• **Material**

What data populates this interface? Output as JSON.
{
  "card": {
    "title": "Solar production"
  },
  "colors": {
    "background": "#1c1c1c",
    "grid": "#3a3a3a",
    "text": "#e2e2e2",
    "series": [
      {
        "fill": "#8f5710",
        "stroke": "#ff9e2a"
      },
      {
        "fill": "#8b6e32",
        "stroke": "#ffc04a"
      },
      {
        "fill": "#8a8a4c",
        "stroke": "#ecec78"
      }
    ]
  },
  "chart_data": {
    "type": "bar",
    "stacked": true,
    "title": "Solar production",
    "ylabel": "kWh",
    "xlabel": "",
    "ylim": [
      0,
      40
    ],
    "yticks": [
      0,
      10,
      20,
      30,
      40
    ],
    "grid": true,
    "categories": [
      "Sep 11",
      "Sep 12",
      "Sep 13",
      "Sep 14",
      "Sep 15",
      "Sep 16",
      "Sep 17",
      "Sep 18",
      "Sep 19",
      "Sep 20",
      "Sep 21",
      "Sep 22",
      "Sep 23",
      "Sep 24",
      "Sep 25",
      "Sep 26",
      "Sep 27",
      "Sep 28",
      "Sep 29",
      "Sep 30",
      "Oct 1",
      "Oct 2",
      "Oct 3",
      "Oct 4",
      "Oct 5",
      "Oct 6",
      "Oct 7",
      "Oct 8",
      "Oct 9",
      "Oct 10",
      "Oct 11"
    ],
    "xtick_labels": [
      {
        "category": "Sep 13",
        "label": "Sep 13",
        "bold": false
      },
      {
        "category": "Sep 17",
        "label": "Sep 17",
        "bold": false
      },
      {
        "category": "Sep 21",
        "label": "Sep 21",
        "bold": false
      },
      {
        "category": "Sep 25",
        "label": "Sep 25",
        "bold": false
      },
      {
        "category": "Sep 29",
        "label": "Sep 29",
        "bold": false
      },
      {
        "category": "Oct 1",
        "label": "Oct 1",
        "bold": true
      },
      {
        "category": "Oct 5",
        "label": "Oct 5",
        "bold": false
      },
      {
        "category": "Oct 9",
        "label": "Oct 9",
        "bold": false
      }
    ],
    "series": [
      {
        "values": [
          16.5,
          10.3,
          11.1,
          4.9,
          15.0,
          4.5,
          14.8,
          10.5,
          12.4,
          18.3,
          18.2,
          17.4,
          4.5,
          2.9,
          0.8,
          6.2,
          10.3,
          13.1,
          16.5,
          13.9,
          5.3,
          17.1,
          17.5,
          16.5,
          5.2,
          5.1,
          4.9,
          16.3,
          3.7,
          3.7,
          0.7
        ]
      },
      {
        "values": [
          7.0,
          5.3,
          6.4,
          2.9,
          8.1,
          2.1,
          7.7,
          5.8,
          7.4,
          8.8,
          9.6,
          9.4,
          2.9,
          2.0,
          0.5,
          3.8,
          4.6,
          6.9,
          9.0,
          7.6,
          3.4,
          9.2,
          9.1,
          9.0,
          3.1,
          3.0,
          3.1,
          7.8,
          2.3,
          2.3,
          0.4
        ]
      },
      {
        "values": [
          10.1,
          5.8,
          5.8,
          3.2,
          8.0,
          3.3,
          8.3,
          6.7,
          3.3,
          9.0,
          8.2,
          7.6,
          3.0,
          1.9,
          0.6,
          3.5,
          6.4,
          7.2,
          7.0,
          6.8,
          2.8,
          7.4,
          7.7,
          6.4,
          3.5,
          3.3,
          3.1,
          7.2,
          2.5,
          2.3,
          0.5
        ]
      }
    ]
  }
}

• **Problem requirements**
Write the complete data out, exactly as above.

• **Response below**
What data populates this interface? Output as JSON.
{
  "card": {
    "title": "Solar production"
  },
  "colors": {
    "background": "#1c1c1c",
    "grid": "#3a3a3a",
    "text": "#e2e2e2",
    "series": [
      {
        "fill": "#8f5710",
        "stroke": "#ff9e2a"
      },
      {
        "fill": "#8b6e32",
        "stroke": "#ffc04a"
      },
      {
        "fill": "#8a8a4c",
        "stroke": "#ecec78"
      }
    ]
  },
  "chart_data": {
    "type": "bar",
    "stacked": true,
    "title": "Solar production",
    "ylabel": "kWh",
    "xlabel": "",
    "ylim": [
      0,
      40
    ],
    "yticks": [
      0,
      10,
      20,
      30,
      40
    ],
    "grid": true,
    "categories": [
      "Sep 11",
      "Sep 12",
      "Sep 13",
      "Sep 14",
      "Sep 15",
      "Sep 16",
      "Sep 17",
      "Sep 18",
      "Sep 19",
      "Sep 20",
      "Sep 21",
      "Sep 22",
      "Sep 23",
      "Sep 24",
      "Sep 25",
      "Sep 26",
      "Sep 27",
      "Sep 28",
      "Sep 29",
      "Sep 30",
      "Oct 1",
      "Oct 2",
      "Oct 3",
      "Oct 4",
      "Oct 5",
      "Oct 6",
      "Oct 7",
      "Oct 8",
      "Oct 9",
      "Oct 10",
      "Oct 11"
    ],
    "xtick_labels": [
      {
        "category": "Sep 13",
        "label": "Sep 13",
        "bold": false
      },
      {
        "category": "Sep 17",
        "label": "Sep 17",
        "bold": false
      },
      {
        "category": "Sep 21",
        "label": "Sep 21",
        "bold": false
      },
      {
        "category": "Sep 25",
        "label": "Sep 25",
        "bold": false
      },
      {
        "category": "Sep 29",
        "label": "Sep 29",
        "bold": false
      },
      {
        "category": "Oct 1",
        "label": "Oct 1",
        "bold": true
      },
      {
        "category": "Oct 5",
        "label": "Oct 5",
        "bold": false
      },
      {
        "category": "Oct 9",
        "label": "Oct 9",
        "bold": false
      }
    ],
    "series": [
      {
        "values": [
          16.5,
          10.3,
          11.1,
          4.9,
          15.0,
          4.5,
          14.8,
          10.5,
          12.4,
          18.3,
          18.2,
          17.4,
          4.5,
          2.9,
          0.8,
          6.2,
          10.3,
          13.1,
          16.5,
          13.9,
          5.3,
          17.1,
          17.5,
          16.5,
          5.2,
          5.1,
          4.9,
          16.3,
          3.7,
          3.7,
          0.7
        ]
      },
      {
        "values": [
          7.0,
          5.3,
          6.4,
          2.9,
          8.1,
          2.1,
          7.7,
          5.8,
          7.4,
          8.8,
          9.6,
          9.4,
          2.9,
          2.0,
          0.5,
          3.8,
          4.6,
          6.9,
          9.0,
          7.6,
          3.4,
          9.2,
          9.1,
          9.0,
          3.1,
          3.0,
          3.1,
          7.8,
          2.3,
          2.3,
          0.4
        ]
      },
      {
        "values": [
          10.1,
          5.8,
          5.8,
          3.2,
          8.0,
          3.3,
          8.3,
          6.7,
          3.3,
          9.0,
          8.2,
          7.6,
          3.0,
          1.9,
          0.6,
          3.5,
          6.4,
          7.2,
          7.0,
          6.8,
          2.8,
          7.4,
          7.7,
          6.4,
          3.5,
          3.3,
          3.1,
          7.2,
          2.5,
          2.3,
          0.5
        ]
      }
    ]
  }
}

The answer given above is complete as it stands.